▶ _Set exercise_
For the listing below, give the number of lines in which "with" occurs. Add nothing.

▶ _Material provided_
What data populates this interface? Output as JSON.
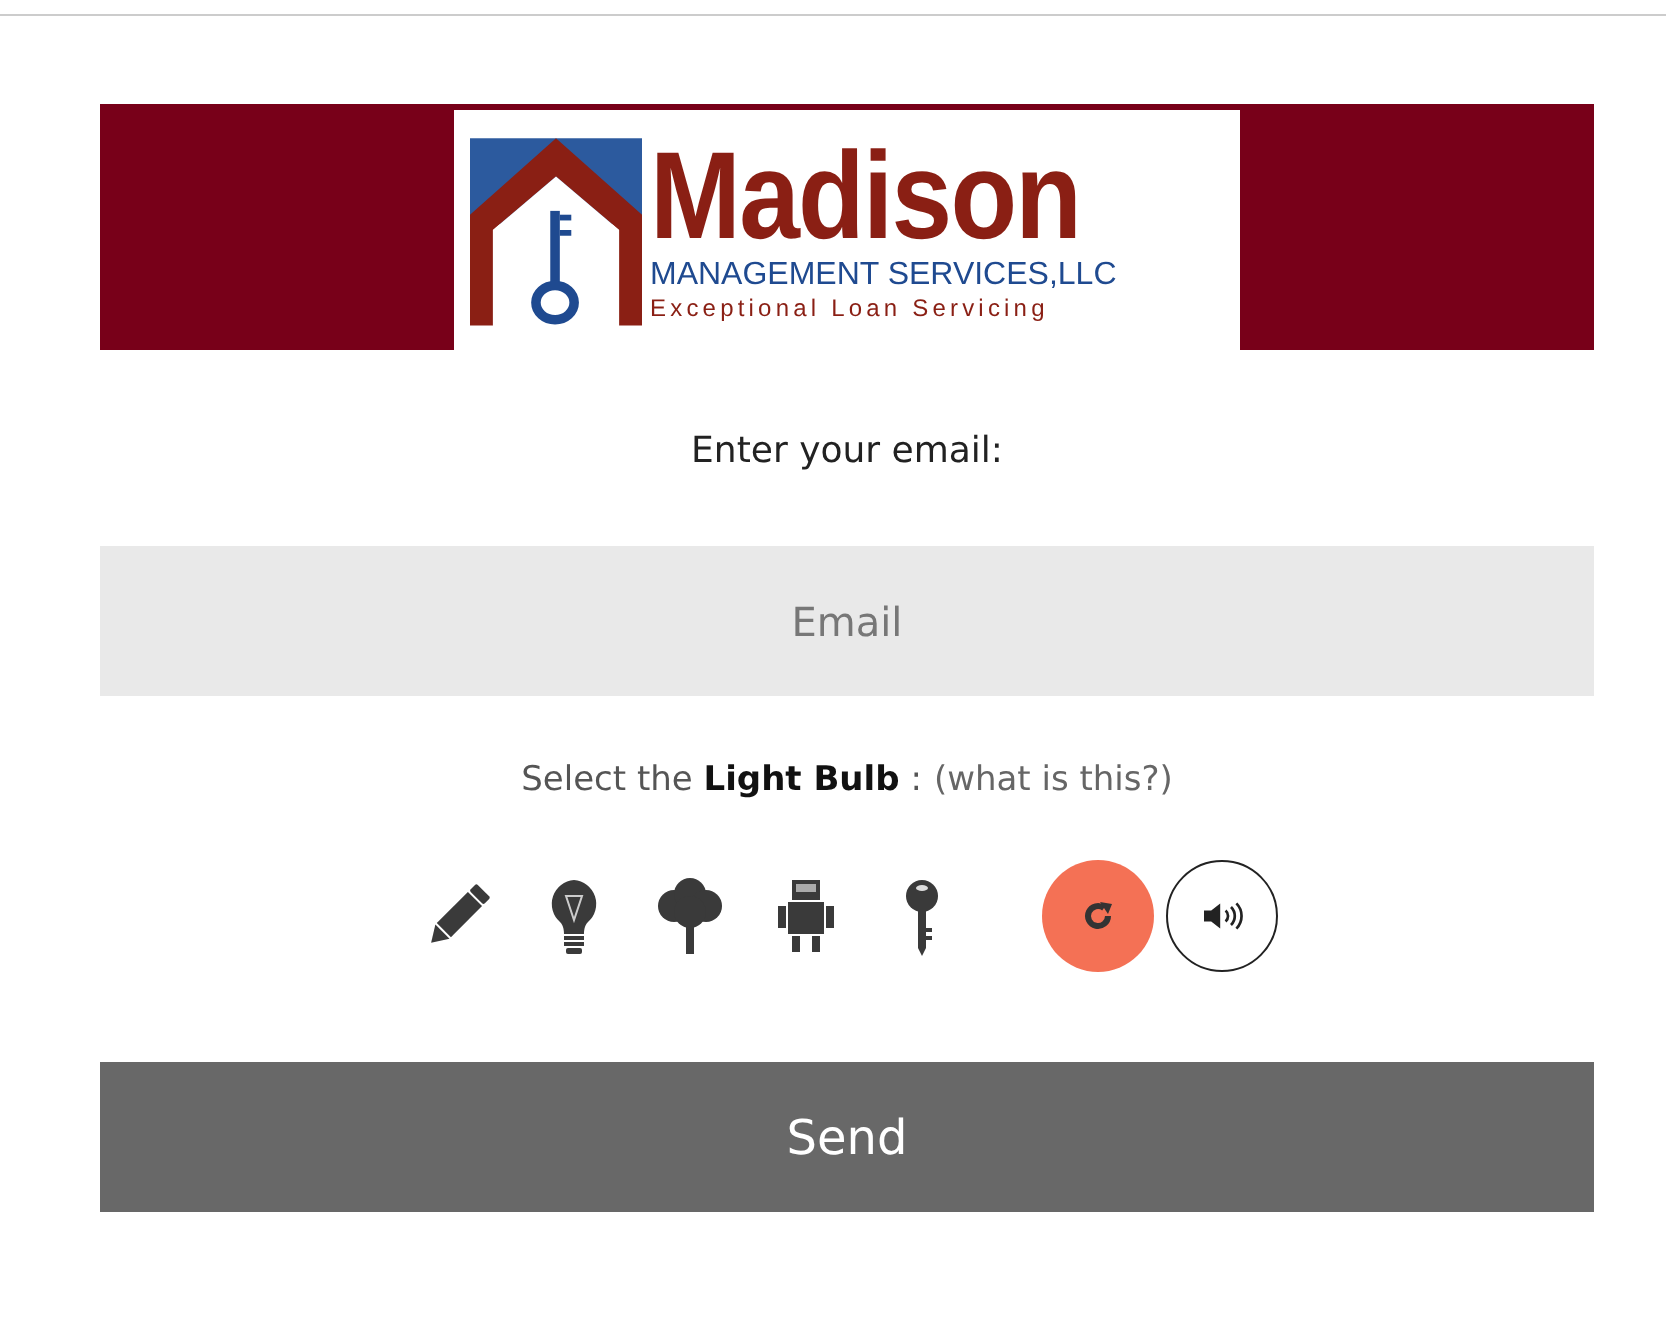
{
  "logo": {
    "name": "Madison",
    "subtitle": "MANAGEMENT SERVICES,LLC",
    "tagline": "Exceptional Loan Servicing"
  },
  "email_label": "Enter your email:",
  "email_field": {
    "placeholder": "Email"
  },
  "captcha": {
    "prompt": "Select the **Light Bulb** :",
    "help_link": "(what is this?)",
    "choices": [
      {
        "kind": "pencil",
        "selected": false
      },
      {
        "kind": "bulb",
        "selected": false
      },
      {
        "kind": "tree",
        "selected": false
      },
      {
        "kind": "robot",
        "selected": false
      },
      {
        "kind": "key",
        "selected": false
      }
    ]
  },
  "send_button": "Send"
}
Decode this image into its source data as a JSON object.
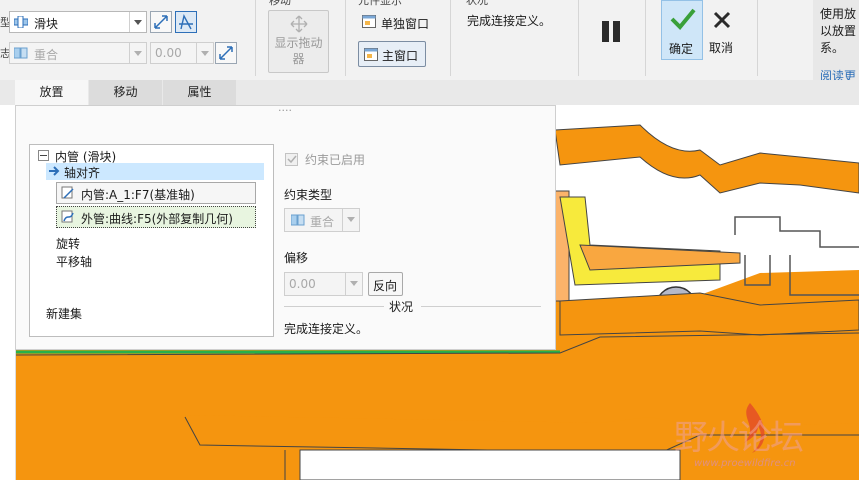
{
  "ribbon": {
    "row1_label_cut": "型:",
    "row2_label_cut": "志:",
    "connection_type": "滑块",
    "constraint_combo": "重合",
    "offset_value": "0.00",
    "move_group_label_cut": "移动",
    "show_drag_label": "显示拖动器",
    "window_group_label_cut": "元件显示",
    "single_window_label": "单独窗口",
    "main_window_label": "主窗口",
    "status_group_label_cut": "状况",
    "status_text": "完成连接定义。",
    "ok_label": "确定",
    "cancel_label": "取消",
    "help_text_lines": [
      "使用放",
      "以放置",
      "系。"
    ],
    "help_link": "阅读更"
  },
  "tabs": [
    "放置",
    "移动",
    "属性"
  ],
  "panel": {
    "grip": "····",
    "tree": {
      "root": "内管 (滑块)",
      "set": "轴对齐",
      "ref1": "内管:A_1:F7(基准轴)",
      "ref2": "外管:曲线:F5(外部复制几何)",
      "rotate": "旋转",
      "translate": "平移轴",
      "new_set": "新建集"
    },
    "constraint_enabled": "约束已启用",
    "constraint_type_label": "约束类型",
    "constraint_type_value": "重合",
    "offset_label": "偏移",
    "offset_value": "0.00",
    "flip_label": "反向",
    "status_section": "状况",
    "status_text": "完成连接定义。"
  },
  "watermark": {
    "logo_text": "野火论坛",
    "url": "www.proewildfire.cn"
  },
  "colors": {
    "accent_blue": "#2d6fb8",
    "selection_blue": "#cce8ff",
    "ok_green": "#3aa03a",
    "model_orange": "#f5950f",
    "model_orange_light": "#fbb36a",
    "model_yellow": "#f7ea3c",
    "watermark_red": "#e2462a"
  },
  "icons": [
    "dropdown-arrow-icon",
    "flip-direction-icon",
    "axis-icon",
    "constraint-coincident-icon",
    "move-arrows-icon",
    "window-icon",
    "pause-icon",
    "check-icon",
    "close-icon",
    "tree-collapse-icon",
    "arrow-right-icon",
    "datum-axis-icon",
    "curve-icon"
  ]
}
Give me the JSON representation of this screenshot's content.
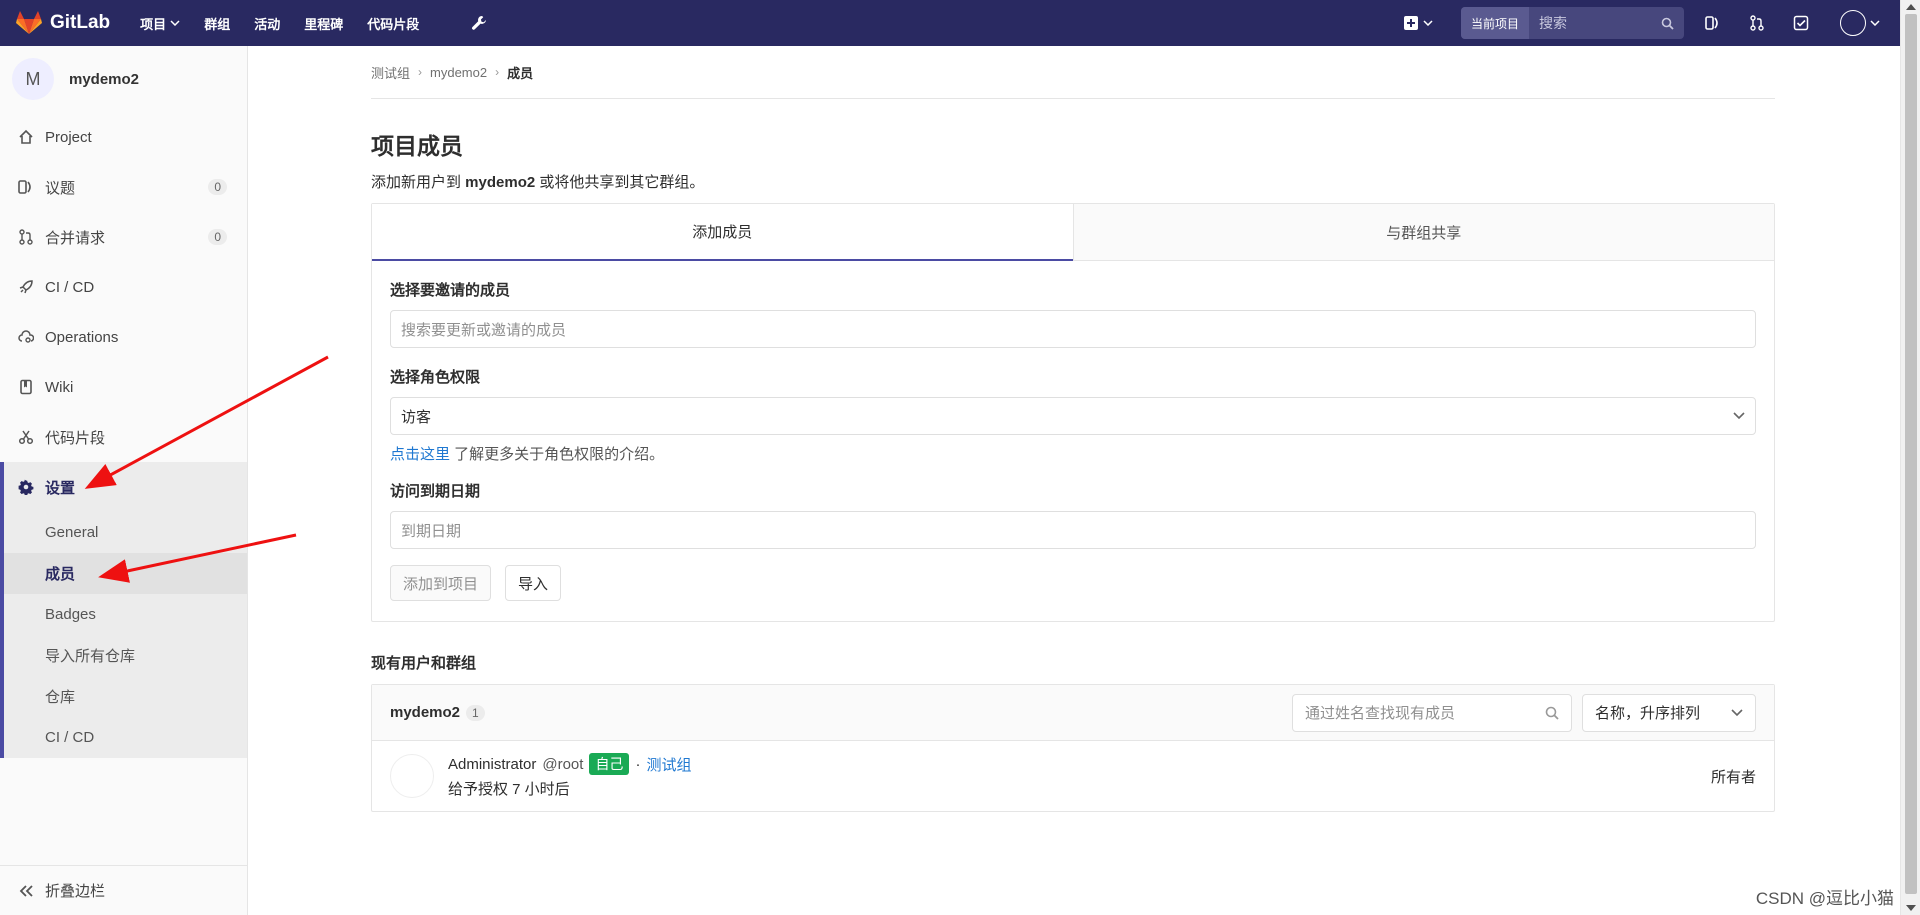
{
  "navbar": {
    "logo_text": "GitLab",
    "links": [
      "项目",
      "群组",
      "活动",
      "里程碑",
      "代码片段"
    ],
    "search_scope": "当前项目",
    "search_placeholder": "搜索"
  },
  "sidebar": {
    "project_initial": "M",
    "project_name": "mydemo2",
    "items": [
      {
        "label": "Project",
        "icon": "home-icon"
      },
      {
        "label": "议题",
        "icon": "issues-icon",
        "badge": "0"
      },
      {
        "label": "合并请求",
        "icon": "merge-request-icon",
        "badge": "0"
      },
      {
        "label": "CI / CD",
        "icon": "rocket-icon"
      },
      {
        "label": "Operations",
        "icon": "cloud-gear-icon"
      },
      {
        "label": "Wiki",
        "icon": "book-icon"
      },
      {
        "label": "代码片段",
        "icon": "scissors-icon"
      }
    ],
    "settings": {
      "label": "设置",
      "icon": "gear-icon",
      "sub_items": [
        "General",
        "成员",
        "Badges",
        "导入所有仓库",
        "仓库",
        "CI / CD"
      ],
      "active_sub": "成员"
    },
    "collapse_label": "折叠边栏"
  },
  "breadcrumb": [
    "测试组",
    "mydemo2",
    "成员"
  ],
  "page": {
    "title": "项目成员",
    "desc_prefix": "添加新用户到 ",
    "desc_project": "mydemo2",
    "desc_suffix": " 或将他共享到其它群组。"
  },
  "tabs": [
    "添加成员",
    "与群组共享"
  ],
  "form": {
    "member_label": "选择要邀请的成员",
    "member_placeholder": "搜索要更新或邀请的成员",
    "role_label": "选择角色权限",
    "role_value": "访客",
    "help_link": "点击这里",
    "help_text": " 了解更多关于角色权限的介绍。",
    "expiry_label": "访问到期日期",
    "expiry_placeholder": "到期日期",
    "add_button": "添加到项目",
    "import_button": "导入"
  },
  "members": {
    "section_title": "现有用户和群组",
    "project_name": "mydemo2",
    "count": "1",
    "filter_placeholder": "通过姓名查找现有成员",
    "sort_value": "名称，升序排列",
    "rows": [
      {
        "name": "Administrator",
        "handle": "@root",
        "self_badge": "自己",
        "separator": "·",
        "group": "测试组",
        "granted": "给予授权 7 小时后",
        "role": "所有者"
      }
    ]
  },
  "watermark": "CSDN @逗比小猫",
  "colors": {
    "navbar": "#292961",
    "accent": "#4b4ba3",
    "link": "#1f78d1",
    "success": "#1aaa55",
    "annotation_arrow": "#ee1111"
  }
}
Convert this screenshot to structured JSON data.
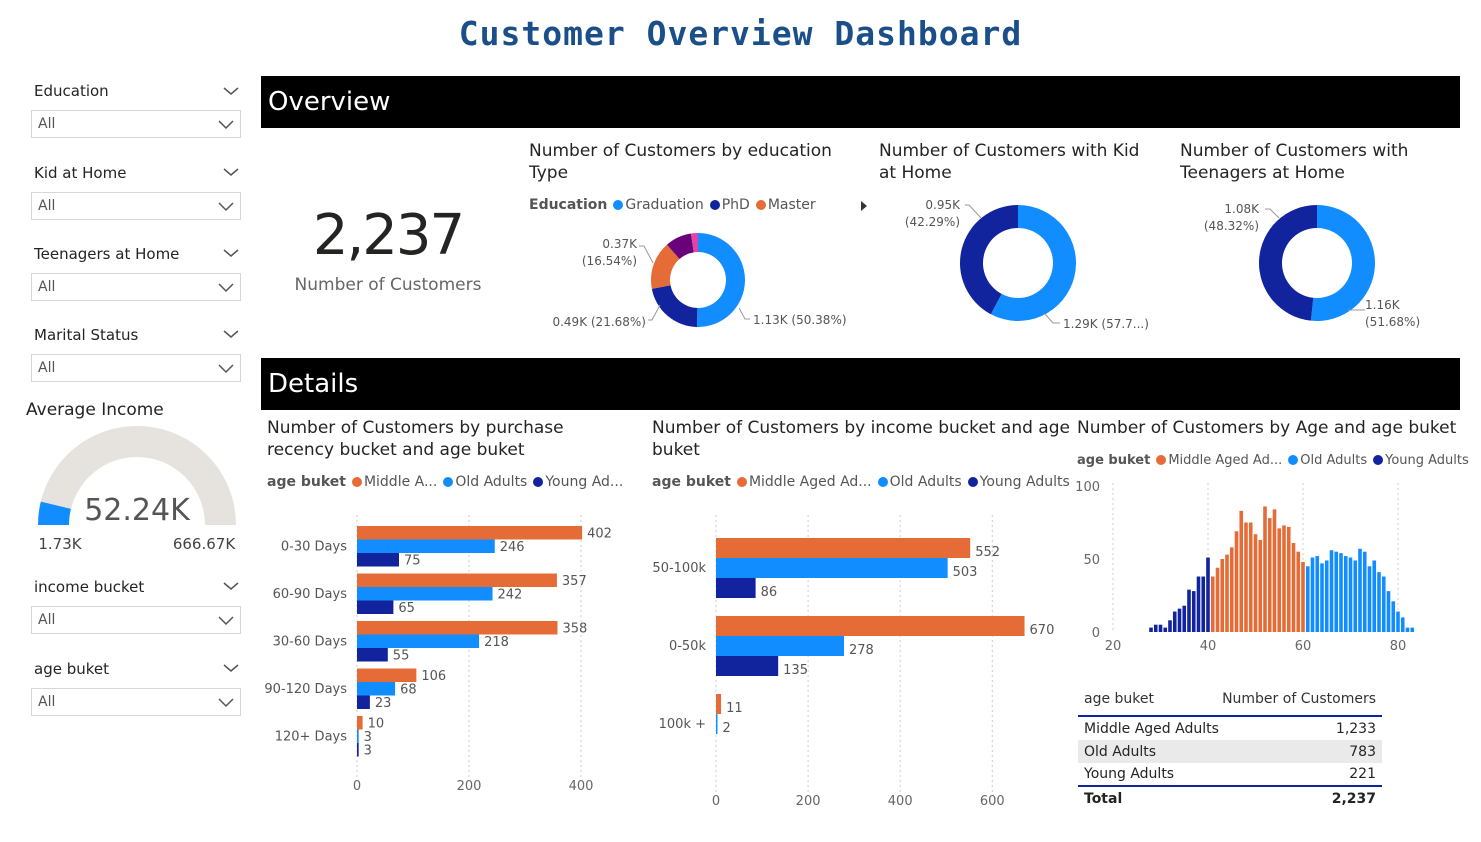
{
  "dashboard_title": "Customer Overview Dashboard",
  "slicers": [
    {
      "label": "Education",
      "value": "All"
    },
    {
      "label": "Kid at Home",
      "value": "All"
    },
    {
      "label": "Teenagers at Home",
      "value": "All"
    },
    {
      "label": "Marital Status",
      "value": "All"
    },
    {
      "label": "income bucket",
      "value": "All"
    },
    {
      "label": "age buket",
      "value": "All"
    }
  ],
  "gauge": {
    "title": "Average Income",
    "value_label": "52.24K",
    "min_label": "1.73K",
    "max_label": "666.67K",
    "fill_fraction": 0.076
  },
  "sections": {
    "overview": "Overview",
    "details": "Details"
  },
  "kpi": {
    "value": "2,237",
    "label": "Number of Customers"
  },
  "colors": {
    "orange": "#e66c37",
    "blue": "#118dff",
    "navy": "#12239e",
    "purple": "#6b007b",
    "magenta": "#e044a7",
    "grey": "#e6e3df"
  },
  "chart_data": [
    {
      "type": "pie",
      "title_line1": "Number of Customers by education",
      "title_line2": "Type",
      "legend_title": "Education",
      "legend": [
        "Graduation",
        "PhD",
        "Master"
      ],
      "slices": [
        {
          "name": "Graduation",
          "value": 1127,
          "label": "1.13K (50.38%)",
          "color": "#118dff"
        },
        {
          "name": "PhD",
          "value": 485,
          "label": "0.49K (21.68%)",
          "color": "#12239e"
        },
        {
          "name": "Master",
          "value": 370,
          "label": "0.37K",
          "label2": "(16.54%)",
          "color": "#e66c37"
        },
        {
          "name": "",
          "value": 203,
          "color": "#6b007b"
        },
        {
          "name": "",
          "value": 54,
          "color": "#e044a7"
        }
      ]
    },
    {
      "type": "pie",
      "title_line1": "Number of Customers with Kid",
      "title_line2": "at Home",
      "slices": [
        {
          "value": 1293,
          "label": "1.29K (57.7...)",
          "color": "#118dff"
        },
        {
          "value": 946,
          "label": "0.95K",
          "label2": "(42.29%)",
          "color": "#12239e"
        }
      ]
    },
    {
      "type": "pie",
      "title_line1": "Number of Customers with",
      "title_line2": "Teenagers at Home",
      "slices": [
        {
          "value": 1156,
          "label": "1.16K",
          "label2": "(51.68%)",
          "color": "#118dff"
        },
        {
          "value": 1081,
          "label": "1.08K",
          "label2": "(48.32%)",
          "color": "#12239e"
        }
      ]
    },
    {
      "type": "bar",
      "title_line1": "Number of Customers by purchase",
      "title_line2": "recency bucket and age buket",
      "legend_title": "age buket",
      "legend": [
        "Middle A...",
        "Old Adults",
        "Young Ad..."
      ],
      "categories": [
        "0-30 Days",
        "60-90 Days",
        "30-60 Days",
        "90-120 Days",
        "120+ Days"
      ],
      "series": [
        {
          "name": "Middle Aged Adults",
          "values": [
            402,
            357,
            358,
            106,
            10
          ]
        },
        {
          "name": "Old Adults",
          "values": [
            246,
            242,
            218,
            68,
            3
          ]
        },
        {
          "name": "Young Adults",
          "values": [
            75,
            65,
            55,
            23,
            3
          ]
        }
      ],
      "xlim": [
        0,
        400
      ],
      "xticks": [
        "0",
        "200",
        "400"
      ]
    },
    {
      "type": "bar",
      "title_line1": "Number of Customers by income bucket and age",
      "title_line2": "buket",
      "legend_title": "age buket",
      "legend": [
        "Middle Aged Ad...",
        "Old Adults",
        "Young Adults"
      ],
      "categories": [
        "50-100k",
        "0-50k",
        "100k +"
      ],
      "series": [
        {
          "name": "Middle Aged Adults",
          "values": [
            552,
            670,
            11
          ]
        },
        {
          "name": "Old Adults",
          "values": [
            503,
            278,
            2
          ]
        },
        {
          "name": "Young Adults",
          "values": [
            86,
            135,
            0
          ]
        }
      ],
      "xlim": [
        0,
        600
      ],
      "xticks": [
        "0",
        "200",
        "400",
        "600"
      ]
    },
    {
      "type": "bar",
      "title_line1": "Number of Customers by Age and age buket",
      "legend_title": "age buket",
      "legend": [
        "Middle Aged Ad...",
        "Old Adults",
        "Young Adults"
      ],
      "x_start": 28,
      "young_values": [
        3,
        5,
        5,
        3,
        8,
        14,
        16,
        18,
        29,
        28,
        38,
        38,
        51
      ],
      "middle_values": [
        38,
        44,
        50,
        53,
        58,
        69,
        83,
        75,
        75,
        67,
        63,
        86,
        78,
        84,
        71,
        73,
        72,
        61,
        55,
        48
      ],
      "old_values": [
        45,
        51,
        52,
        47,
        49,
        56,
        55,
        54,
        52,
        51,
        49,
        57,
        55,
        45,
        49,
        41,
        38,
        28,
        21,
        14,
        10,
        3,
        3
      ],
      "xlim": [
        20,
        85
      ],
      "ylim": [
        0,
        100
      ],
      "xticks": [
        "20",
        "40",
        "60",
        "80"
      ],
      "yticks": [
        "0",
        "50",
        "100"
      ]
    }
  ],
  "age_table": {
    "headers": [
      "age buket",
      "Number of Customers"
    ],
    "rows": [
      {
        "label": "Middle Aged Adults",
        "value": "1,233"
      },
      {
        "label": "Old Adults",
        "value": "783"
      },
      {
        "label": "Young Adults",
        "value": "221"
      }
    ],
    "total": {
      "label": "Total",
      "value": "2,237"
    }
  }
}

▶ _Exercise response_
2